— Begin EXERCISE INPUT —
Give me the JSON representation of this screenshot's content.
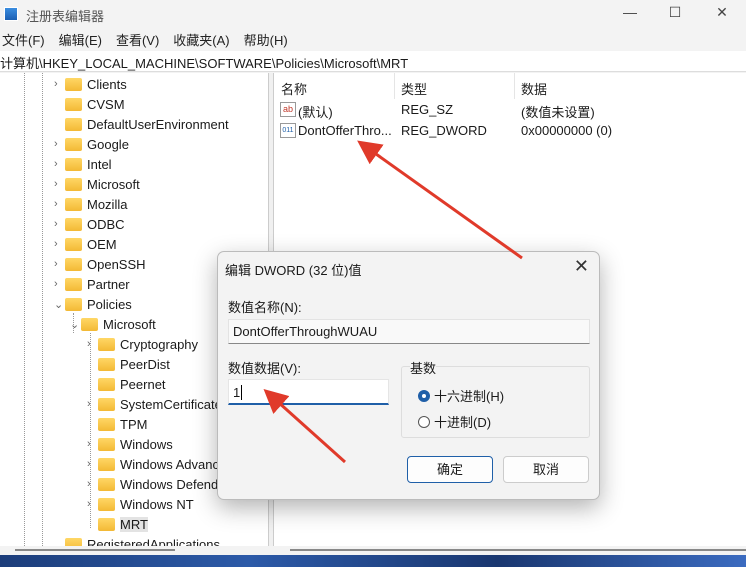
{
  "window": {
    "title": "注册表编辑器",
    "minimize": "—",
    "maximize": "☐",
    "close": "✕"
  },
  "menu": [
    "文件(F)",
    "编辑(E)",
    "查看(V)",
    "收藏夹(A)",
    "帮助(H)"
  ],
  "address": "计算机\\HKEY_LOCAL_MACHINE\\SOFTWARE\\Policies\\Microsoft\\MRT",
  "tree": [
    {
      "label": "Clients",
      "level": 1,
      "chevron": "›"
    },
    {
      "label": "CVSM",
      "level": 1,
      "chevron": ""
    },
    {
      "label": "DefaultUserEnvironment",
      "level": 1,
      "chevron": ""
    },
    {
      "label": "Google",
      "level": 1,
      "chevron": "›"
    },
    {
      "label": "Intel",
      "level": 1,
      "chevron": "›"
    },
    {
      "label": "Microsoft",
      "level": 1,
      "chevron": "›"
    },
    {
      "label": "Mozilla",
      "level": 1,
      "chevron": "›"
    },
    {
      "label": "ODBC",
      "level": 1,
      "chevron": "›"
    },
    {
      "label": "OEM",
      "level": 1,
      "chevron": "›"
    },
    {
      "label": "OpenSSH",
      "level": 1,
      "chevron": "›"
    },
    {
      "label": "Partner",
      "level": 1,
      "chevron": "›"
    },
    {
      "label": "Policies",
      "level": 1,
      "chevron": "⌄"
    },
    {
      "label": "Microsoft",
      "level": 2,
      "chevron": "⌄"
    },
    {
      "label": "Cryptography",
      "level": 3,
      "chevron": "›"
    },
    {
      "label": "PeerDist",
      "level": 3,
      "chevron": ""
    },
    {
      "label": "Peernet",
      "level": 3,
      "chevron": ""
    },
    {
      "label": "SystemCertificate",
      "level": 3,
      "chevron": "›"
    },
    {
      "label": "TPM",
      "level": 3,
      "chevron": ""
    },
    {
      "label": "Windows",
      "level": 3,
      "chevron": "›"
    },
    {
      "label": "Windows Advanc",
      "level": 3,
      "chevron": "›"
    },
    {
      "label": "Windows Defend",
      "level": 3,
      "chevron": "›"
    },
    {
      "label": "Windows NT",
      "level": 3,
      "chevron": "›"
    },
    {
      "label": "MRT",
      "level": 3,
      "chevron": "",
      "selected": true
    },
    {
      "label": "RegisteredApplications",
      "level": 1,
      "chevron": ""
    }
  ],
  "list": {
    "headers": [
      "名称",
      "类型",
      "数据"
    ],
    "rows": [
      {
        "icon": "string-value-icon",
        "icon_text": "ab",
        "name": "(默认)",
        "type": "REG_SZ",
        "data": "(数值未设置)"
      },
      {
        "icon": "binary-value-icon",
        "icon_text": "011",
        "name": "DontOfferThro...",
        "type": "REG_DWORD",
        "data": "0x00000000 (0)"
      }
    ]
  },
  "dialog": {
    "title": "编辑 DWORD (32 位)值",
    "close": "✕",
    "name_label": "数值名称(N):",
    "name_value": "DontOfferThroughWUAU",
    "data_label": "数值数据(V):",
    "data_value": "1",
    "base_label": "基数",
    "radio_hex": "十六进制(H)",
    "radio_dec": "十进制(D)",
    "selected_base": "hex",
    "ok": "确定",
    "cancel": "取消"
  },
  "colors": {
    "accent": "#1f5fa8",
    "annotation_arrow": "#e03a2a"
  }
}
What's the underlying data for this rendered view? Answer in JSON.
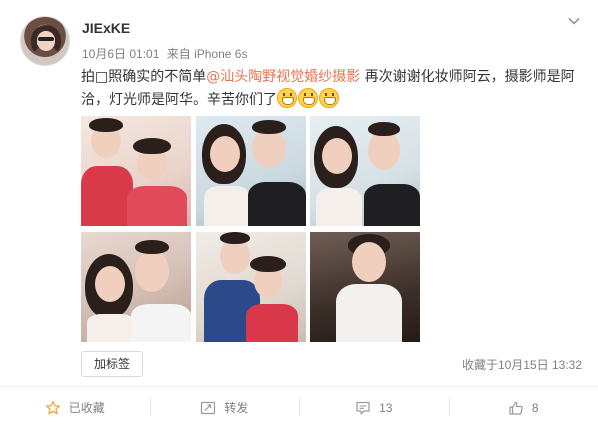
{
  "post": {
    "username": "JIExKE",
    "date": "10月6日 01:01",
    "source": "来自 iPhone 6s",
    "text_before_link": "拍□照确实的不简单",
    "link": "@汕头陶野视觉婚纱摄影",
    "text_after_link": " 再次谢谢化妆师阿云，摄影师是阿洽，灯光师是阿华。辛苦你们了",
    "emoji_name": "grin-emoji",
    "emoji_count": 3
  },
  "footer": {
    "tag_button": "加标签",
    "favorited_time": "收藏于10月15日 13:32"
  },
  "actions": [
    {
      "label": "已收藏",
      "icon": "star-icon"
    },
    {
      "label": "转发",
      "icon": "repost-icon"
    },
    {
      "label": "13",
      "icon": "comment-icon"
    },
    {
      "label": "8",
      "icon": "thumbs-up-icon"
    }
  ],
  "colors": {
    "link": "#eb7350",
    "favorite_star": "#f7a53a",
    "meta_gray": "#808080"
  }
}
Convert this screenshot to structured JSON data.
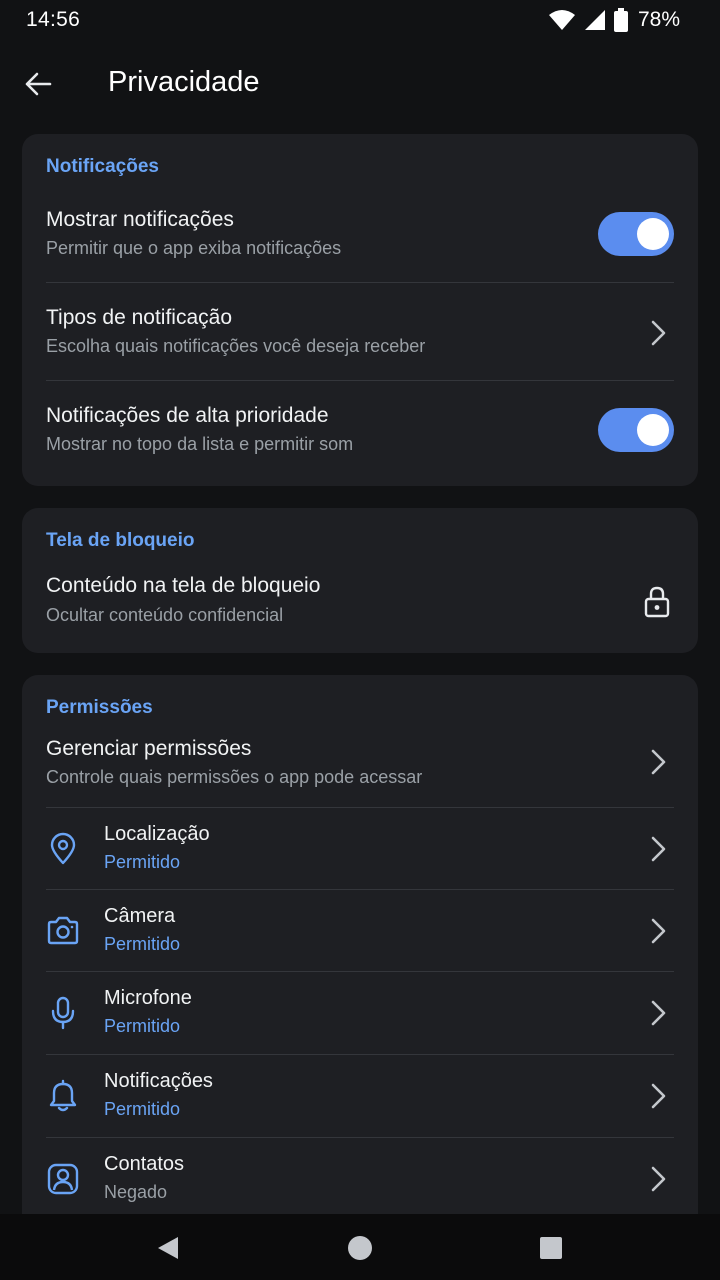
{
  "status_bar": {
    "time": "14:56",
    "battery": "78%"
  },
  "app_bar": {
    "title": "Privacidade"
  },
  "sections": {
    "notifications": {
      "header": "Notificações",
      "items": [
        {
          "title": "Mostrar notificações",
          "subtitle": "Permitir que o app exiba notificações",
          "control": "toggle",
          "on": true
        },
        {
          "title": "Tipos de notificação",
          "subtitle": "Escolha quais notificações você deseja receber",
          "control": "chevron"
        },
        {
          "title": "Notificações de alta prioridade",
          "subtitle": "Mostrar no topo da lista e permitir som",
          "control": "toggle",
          "on": true
        }
      ]
    },
    "lock_screen": {
      "header": "Tela de bloqueio",
      "items": [
        {
          "title": "Conteúdo na tela de bloqueio",
          "subtitle": "Ocultar conteúdo confidencial",
          "control": "lock-icon"
        }
      ]
    },
    "permissions": {
      "header": "Permissões",
      "manage": {
        "title": "Gerenciar permissões",
        "subtitle": "Controle quais permissões o app pode acessar"
      },
      "items": [
        {
          "title": "Localização",
          "status": "Permitido",
          "icon": "location-pin-icon"
        },
        {
          "title": "Câmera",
          "status": "Permitido",
          "icon": "camera-icon"
        },
        {
          "title": "Microfone",
          "status": "Permitido",
          "icon": "microphone-icon"
        },
        {
          "title": "Notificações",
          "status": "Permitido",
          "icon": "bell-icon"
        },
        {
          "title": "Contatos",
          "status": "Negado",
          "icon": "contact-icon"
        }
      ]
    }
  },
  "colors": {
    "accent": "#6aa4f5",
    "toggle_on": "#5b8def",
    "card": "#1e1f23",
    "background": "#111214",
    "denied": "#9aa0a6"
  }
}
— End EXERCISE INPUT —
- [WHAT THE TASK REQUIRES]:
Every record above should be written out again without change, except that the pictures are left out.

- [COMPLETED TASK]:
Give me the JSON representation of this screenshot's content.
{
  "window": {
    "title": "注册表编辑器",
    "minimize": "—",
    "maximize": "☐",
    "close": "✕"
  },
  "menu": [
    "文件(F)",
    "编辑(E)",
    "查看(V)",
    "收藏夹(A)",
    "帮助(H)"
  ],
  "address": "计算机\\HKEY_LOCAL_MACHINE\\SOFTWARE\\Policies\\Microsoft\\MRT",
  "tree": [
    {
      "label": "Clients",
      "level": 1,
      "chevron": "›"
    },
    {
      "label": "CVSM",
      "level": 1,
      "chevron": ""
    },
    {
      "label": "DefaultUserEnvironment",
      "level": 1,
      "chevron": ""
    },
    {
      "label": "Google",
      "level": 1,
      "chevron": "›"
    },
    {
      "label": "Intel",
      "level": 1,
      "chevron": "›"
    },
    {
      "label": "Microsoft",
      "level": 1,
      "chevron": "›"
    },
    {
      "label": "Mozilla",
      "level": 1,
      "chevron": "›"
    },
    {
      "label": "ODBC",
      "level": 1,
      "chevron": "›"
    },
    {
      "label": "OEM",
      "level": 1,
      "chevron": "›"
    },
    {
      "label": "OpenSSH",
      "level": 1,
      "chevron": "›"
    },
    {
      "label": "Partner",
      "level": 1,
      "chevron": "›"
    },
    {
      "label": "Policies",
      "level": 1,
      "chevron": "⌄"
    },
    {
      "label": "Microsoft",
      "level": 2,
      "chevron": "⌄"
    },
    {
      "label": "Cryptography",
      "level": 3,
      "chevron": "›"
    },
    {
      "label": "PeerDist",
      "level": 3,
      "chevron": ""
    },
    {
      "label": "Peernet",
      "level": 3,
      "chevron": ""
    },
    {
      "label": "SystemCertificate",
      "level": 3,
      "chevron": "›"
    },
    {
      "label": "TPM",
      "level": 3,
      "chevron": ""
    },
    {
      "label": "Windows",
      "level": 3,
      "chevron": "›"
    },
    {
      "label": "Windows Advanc",
      "level": 3,
      "chevron": "›"
    },
    {
      "label": "Windows Defend",
      "level": 3,
      "chevron": "›"
    },
    {
      "label": "Windows NT",
      "level": 3,
      "chevron": "›"
    },
    {
      "label": "MRT",
      "level": 3,
      "chevron": "",
      "selected": true
    },
    {
      "label": "RegisteredApplications",
      "level": 1,
      "chevron": ""
    }
  ],
  "list": {
    "headers": [
      "名称",
      "类型",
      "数据"
    ],
    "rows": [
      {
        "icon": "string-value-icon",
        "icon_text": "ab",
        "name": "(默认)",
        "type": "REG_SZ",
        "data": "(数值未设置)"
      },
      {
        "icon": "binary-value-icon",
        "icon_text": "011",
        "name": "DontOfferThro...",
        "type": "REG_DWORD",
        "data": "0x00000000 (0)"
      }
    ]
  },
  "dialog": {
    "title": "编辑 DWORD (32 位)值",
    "close": "✕",
    "name_label": "数值名称(N):",
    "name_value": "DontOfferThroughWUAU",
    "data_label": "数值数据(V):",
    "data_value": "1",
    "base_label": "基数",
    "radio_hex": "十六进制(H)",
    "radio_dec": "十进制(D)",
    "selected_base": "hex",
    "ok": "确定",
    "cancel": "取消"
  },
  "colors": {
    "accent": "#1f5fa8",
    "annotation_arrow": "#e03a2a"
  }
}
What's the underlying data for this rendered view? Answer in JSON.
{
  "post": {
    "username": "JIExKE",
    "date": "10月6日 01:01",
    "source": "来自 iPhone 6s",
    "text_before_link": "拍□照确实的不简单",
    "link": "@汕头陶野视觉婚纱摄影",
    "text_after_link": " 再次谢谢化妆师阿云，摄影师是阿洽，灯光师是阿华。辛苦你们了",
    "emoji_name": "grin-emoji",
    "emoji_count": 3
  },
  "footer": {
    "tag_button": "加标签",
    "favorited_time": "收藏于10月15日 13:32"
  },
  "actions": [
    {
      "label": "已收藏",
      "icon": "star-icon"
    },
    {
      "label": "转发",
      "icon": "repost-icon"
    },
    {
      "label": "13",
      "icon": "comment-icon"
    },
    {
      "label": "8",
      "icon": "thumbs-up-icon"
    }
  ],
  "colors": {
    "link": "#eb7350",
    "favorite_star": "#f7a53a",
    "meta_gray": "#808080"
  }
}
Convert this screenshot to structured JSON data.
{
  "status_bar": {
    "time": "14:56",
    "battery": "78%"
  },
  "app_bar": {
    "title": "Privacidade"
  },
  "sections": {
    "notifications": {
      "header": "Notificações",
      "items": [
        {
          "title": "Mostrar notificações",
          "subtitle": "Permitir que o app exiba notificações",
          "control": "toggle",
          "on": true
        },
        {
          "title": "Tipos de notificação",
          "subtitle": "Escolha quais notificações você deseja receber",
          "control": "chevron"
        },
        {
          "title": "Notificações de alta prioridade",
          "subtitle": "Mostrar no topo da lista e permitir som",
          "control": "toggle",
          "on": true
        }
      ]
    },
    "lock_screen": {
      "header": "Tela de bloqueio",
      "items": [
        {
          "title": "Conteúdo na tela de bloqueio",
          "subtitle": "Ocultar conteúdo confidencial",
          "control": "lock-icon"
        }
      ]
    },
    "permissions": {
      "header": "Permissões",
      "manage": {
        "title": "Gerenciar permissões",
        "subtitle": "Controle quais permissões o app pode acessar"
      },
      "items": [
        {
          "title": "Localização",
          "status": "Permitido",
          "icon": "location-pin-icon"
        },
        {
          "title": "Câmera",
          "status": "Permitido",
          "icon": "camera-icon"
        },
        {
          "title": "Microfone",
          "status": "Permitido",
          "icon": "microphone-icon"
        },
        {
          "title": "Notificações",
          "status": "Permitido",
          "icon": "bell-icon"
        },
        {
          "title": "Contatos",
          "status": "Negado",
          "icon": "contact-icon"
        }
      ]
    }
  },
  "colors": {
    "accent": "#6aa4f5",
    "toggle_on": "#5b8def",
    "card": "#1e1f23",
    "background": "#111214",
    "denied": "#9aa0a6"
  }
}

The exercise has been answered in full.